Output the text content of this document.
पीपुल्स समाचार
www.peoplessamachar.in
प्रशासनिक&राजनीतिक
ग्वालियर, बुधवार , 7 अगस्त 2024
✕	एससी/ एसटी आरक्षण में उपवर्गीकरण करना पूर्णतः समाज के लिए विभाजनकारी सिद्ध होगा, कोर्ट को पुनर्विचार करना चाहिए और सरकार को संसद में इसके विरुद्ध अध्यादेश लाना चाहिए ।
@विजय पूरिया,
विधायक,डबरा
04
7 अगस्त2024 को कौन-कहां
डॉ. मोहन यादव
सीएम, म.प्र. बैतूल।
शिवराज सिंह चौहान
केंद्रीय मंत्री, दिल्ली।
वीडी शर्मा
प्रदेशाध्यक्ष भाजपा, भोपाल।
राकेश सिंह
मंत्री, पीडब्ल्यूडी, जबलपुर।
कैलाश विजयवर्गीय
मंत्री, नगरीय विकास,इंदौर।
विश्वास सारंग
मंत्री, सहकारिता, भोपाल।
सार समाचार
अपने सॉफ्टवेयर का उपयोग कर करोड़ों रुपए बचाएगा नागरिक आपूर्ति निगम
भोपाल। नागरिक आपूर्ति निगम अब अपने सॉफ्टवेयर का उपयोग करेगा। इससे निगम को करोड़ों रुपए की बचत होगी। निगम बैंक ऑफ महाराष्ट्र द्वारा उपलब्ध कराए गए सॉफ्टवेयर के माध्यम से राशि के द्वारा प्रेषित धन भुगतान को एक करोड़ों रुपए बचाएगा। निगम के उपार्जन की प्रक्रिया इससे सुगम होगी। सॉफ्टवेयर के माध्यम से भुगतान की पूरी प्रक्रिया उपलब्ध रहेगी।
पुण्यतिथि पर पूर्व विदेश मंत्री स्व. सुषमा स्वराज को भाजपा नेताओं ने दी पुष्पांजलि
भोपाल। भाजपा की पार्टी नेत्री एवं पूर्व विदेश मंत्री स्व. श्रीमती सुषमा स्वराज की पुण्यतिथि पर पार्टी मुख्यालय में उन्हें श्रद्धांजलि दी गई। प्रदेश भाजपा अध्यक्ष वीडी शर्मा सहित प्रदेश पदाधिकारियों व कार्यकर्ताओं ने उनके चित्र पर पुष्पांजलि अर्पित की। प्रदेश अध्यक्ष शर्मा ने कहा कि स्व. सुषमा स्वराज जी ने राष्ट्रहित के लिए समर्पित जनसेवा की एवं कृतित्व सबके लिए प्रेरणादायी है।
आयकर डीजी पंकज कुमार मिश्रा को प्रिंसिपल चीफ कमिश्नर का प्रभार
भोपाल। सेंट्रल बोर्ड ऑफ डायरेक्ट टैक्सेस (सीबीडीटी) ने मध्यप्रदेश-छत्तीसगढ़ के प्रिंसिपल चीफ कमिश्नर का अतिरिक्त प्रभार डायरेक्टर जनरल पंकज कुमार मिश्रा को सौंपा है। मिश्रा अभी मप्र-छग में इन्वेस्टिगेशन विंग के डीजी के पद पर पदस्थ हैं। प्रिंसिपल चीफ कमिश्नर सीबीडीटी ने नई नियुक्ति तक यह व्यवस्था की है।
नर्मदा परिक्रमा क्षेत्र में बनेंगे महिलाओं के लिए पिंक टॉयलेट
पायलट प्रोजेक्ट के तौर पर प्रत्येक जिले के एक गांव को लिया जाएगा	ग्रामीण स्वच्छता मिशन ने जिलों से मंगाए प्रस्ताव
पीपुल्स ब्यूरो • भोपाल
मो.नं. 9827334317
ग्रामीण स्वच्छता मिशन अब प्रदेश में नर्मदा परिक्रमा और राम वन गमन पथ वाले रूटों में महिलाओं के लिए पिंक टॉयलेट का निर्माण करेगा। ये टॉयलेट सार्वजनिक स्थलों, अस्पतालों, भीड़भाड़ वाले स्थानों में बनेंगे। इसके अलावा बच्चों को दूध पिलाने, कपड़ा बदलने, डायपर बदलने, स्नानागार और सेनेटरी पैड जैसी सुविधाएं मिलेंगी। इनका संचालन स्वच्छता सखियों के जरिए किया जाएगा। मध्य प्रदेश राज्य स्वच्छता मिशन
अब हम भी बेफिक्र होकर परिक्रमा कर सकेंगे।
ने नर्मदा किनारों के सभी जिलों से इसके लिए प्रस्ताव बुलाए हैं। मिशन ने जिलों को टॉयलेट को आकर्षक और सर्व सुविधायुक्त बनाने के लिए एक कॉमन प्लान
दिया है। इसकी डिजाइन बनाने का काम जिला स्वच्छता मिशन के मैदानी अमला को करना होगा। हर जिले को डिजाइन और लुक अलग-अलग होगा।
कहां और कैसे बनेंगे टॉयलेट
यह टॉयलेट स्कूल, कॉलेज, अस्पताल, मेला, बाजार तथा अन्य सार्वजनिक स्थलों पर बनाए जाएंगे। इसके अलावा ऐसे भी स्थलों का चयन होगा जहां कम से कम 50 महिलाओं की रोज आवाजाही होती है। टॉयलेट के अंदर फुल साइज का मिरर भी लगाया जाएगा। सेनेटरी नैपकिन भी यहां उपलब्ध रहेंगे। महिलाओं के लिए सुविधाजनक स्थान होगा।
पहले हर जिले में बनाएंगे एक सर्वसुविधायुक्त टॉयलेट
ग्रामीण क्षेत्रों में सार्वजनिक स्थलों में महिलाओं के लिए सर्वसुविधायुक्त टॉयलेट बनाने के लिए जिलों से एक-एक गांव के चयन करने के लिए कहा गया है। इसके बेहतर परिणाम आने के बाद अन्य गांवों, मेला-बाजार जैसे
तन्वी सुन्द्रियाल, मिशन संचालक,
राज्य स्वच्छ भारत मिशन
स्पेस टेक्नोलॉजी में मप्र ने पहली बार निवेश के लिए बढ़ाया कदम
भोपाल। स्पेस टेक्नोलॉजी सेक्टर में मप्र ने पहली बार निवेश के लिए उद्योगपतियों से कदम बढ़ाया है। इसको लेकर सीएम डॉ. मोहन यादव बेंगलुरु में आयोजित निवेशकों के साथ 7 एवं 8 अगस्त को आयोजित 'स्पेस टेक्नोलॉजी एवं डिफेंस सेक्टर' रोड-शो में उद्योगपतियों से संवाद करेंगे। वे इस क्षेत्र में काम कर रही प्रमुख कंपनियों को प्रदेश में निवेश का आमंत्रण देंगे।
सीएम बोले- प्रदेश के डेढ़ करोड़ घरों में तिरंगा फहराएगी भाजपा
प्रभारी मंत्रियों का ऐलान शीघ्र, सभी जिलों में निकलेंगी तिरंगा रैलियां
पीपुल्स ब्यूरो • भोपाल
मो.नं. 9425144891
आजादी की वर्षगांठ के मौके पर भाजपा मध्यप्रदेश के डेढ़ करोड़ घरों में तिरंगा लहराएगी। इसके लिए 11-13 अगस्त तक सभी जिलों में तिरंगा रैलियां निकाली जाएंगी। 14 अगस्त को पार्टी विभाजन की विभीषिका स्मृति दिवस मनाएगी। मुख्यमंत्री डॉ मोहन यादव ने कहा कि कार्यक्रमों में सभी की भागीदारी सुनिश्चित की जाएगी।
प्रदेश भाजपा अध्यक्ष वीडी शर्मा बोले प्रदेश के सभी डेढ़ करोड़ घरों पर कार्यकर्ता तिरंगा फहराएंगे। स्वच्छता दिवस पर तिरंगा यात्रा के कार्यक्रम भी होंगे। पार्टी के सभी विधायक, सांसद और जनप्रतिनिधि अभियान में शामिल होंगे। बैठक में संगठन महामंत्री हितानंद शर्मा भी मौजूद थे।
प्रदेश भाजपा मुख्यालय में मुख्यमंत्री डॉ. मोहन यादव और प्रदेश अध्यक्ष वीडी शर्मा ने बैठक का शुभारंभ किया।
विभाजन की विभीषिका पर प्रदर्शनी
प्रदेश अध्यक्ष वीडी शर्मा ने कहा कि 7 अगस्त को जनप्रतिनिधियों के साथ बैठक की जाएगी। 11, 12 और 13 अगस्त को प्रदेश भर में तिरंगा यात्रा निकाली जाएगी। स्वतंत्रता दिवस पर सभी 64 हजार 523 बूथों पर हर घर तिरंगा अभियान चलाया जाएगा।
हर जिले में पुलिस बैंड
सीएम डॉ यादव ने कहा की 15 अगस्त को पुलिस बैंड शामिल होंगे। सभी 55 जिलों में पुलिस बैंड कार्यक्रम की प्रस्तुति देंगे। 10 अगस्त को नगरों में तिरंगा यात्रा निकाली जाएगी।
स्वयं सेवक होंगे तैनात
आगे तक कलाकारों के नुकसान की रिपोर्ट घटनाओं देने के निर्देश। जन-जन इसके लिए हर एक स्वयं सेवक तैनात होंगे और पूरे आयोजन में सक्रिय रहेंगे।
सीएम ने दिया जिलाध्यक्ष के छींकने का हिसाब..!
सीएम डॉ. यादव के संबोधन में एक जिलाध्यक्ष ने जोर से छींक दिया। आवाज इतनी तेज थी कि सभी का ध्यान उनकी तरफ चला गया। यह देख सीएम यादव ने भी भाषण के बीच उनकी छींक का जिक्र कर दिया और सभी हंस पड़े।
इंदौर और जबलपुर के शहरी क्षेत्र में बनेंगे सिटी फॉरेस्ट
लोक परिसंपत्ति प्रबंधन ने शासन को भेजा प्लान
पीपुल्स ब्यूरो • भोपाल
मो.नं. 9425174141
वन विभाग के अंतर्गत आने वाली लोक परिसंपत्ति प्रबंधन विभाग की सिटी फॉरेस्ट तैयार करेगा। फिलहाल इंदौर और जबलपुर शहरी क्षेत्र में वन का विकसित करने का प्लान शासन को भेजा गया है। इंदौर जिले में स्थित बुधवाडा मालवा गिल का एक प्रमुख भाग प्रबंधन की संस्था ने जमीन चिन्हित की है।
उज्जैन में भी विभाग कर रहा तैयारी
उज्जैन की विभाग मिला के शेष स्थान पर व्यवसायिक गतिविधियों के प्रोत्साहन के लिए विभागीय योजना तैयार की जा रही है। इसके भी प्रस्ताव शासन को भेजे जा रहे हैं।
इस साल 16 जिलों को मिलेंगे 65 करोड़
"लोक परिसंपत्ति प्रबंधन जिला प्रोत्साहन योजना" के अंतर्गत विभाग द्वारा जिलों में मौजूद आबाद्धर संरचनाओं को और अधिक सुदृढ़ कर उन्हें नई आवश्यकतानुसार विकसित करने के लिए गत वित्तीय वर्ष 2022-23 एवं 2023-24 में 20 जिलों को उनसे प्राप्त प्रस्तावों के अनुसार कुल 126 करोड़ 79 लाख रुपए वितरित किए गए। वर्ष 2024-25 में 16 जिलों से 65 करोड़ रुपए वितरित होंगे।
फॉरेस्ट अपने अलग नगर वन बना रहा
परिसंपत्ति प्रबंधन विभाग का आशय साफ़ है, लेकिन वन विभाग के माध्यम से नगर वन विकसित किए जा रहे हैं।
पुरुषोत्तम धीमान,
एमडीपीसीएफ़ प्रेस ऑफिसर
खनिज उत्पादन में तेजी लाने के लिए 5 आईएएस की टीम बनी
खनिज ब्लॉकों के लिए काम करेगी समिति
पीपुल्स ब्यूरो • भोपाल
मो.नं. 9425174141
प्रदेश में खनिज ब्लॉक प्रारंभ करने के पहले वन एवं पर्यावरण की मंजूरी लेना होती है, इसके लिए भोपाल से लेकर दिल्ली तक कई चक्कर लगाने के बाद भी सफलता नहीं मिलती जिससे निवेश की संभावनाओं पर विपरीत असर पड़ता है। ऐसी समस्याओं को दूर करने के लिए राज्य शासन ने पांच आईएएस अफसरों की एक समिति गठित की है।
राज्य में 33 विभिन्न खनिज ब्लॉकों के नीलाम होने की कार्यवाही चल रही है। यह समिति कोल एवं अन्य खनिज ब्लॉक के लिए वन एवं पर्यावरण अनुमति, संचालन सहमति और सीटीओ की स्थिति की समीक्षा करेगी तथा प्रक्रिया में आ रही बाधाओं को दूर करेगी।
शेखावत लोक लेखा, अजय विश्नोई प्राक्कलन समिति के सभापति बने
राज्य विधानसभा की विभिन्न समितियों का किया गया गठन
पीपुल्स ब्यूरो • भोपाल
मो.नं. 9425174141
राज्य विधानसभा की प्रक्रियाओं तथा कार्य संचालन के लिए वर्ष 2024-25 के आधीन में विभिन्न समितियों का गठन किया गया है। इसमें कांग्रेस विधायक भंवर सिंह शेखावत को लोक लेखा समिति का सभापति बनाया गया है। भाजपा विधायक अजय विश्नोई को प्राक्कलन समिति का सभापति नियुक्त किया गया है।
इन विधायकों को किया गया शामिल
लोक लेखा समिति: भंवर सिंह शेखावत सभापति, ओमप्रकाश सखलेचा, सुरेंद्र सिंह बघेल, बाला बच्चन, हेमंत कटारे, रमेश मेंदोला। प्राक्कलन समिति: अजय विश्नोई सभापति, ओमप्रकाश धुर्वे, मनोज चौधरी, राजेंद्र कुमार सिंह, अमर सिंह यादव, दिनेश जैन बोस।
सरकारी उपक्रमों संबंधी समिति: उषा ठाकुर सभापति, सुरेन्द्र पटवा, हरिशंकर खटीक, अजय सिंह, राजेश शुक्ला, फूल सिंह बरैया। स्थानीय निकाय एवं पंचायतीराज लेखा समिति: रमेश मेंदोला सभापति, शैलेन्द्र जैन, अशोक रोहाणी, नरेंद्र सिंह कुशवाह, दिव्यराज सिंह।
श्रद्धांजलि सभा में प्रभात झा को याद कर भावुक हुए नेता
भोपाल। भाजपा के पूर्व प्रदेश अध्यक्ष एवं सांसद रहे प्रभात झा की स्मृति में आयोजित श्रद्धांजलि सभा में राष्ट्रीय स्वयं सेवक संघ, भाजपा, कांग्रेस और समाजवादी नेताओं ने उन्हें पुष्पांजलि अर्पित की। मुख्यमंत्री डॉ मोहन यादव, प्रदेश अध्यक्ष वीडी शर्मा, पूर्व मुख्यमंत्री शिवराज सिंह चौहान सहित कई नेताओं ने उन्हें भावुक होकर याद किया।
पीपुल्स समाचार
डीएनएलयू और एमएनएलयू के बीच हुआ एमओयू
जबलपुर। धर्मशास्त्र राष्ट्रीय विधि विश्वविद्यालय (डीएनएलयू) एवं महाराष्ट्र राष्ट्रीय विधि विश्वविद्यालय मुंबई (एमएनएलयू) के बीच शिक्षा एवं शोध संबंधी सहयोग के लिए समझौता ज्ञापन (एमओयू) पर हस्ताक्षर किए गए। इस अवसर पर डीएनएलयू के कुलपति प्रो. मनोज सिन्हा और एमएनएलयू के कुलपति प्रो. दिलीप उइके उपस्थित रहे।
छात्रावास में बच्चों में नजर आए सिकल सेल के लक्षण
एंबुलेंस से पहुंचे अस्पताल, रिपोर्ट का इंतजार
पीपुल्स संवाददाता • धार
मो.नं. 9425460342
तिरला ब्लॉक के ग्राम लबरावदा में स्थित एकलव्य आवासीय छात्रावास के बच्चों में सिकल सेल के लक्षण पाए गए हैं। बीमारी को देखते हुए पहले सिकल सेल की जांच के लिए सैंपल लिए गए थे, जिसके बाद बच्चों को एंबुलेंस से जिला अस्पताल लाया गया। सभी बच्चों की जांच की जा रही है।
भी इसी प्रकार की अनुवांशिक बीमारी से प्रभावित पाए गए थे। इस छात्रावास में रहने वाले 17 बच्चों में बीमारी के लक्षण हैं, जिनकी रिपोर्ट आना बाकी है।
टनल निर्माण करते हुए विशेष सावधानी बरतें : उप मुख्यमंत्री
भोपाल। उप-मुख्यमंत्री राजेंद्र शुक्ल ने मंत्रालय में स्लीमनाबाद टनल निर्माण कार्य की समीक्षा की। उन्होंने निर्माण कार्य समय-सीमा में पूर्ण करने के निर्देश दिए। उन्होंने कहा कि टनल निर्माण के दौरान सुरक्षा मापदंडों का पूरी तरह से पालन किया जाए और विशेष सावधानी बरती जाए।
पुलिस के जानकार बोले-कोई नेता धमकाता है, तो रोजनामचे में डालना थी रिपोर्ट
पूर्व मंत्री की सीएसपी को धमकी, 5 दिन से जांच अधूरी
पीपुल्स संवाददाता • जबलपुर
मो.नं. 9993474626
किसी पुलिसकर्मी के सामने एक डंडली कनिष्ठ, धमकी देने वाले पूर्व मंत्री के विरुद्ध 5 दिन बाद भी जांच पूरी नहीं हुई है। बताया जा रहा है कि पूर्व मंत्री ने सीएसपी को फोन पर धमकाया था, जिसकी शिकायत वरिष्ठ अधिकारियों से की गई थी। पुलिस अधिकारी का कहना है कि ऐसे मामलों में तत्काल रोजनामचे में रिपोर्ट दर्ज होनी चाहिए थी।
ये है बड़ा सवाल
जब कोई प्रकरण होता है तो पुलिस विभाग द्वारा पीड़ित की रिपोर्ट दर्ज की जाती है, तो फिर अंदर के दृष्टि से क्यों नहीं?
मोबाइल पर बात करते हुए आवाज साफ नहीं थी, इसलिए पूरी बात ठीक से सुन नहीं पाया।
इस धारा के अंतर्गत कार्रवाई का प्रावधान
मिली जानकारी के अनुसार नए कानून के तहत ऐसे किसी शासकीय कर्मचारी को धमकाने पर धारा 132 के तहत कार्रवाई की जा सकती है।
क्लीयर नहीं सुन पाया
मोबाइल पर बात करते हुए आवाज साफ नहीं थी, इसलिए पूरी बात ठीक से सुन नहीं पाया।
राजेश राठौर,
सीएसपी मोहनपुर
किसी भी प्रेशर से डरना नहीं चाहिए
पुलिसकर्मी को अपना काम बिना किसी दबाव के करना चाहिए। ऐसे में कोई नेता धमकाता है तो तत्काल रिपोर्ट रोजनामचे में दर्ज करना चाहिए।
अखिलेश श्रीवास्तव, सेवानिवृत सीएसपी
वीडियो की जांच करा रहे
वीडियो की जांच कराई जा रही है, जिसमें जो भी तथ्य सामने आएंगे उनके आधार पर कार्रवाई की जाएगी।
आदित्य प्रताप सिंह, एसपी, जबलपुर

========

* STATED GOAL
Copy out all lines above that include the string "उपलब".

* OUTPUT FOR THIS EXERCISE
भोपाल। नागरिक आपूर्ति निगम अब अपने सॉफ्टवेयर का उपयोग करेगा। इससे निगम को करोड़ों रुपए की बचत होगी। निगम बैंक ऑफ महाराष्ट्र द्वारा उपलब्ध कराए गए सॉफ्टवेयर के माध्यम से राशि के द्वारा प्रेषित धन भुगतान को एक करोड़ों रुपए बचाएगा। निगम के उपार्जन की प्रक्रिया इससे सुगम होगी। सॉफ्टवेयर के माध्यम से भुगतान की पूरी प्रक्रिया उपलब्ध रहेगी।
यह टॉयलेट स्कूल, कॉलेज, अस्पताल, मेला, बाजार तथा अन्य सार्वजनिक स्थलों पर बनाए जाएंगे। इसके अलावा ऐसे भी स्थलों का चयन होगा जहां कम से कम 50 महिलाओं की रोज आवाजाही होती है। टॉयलेट के अंदर फुल साइज का मिरर भी लगाया जाएगा। सेनेटरी नैपकिन भी यहां उपलब्ध रहेंगे। महिलाओं के लिए सुविधाजनक स्थान होगा।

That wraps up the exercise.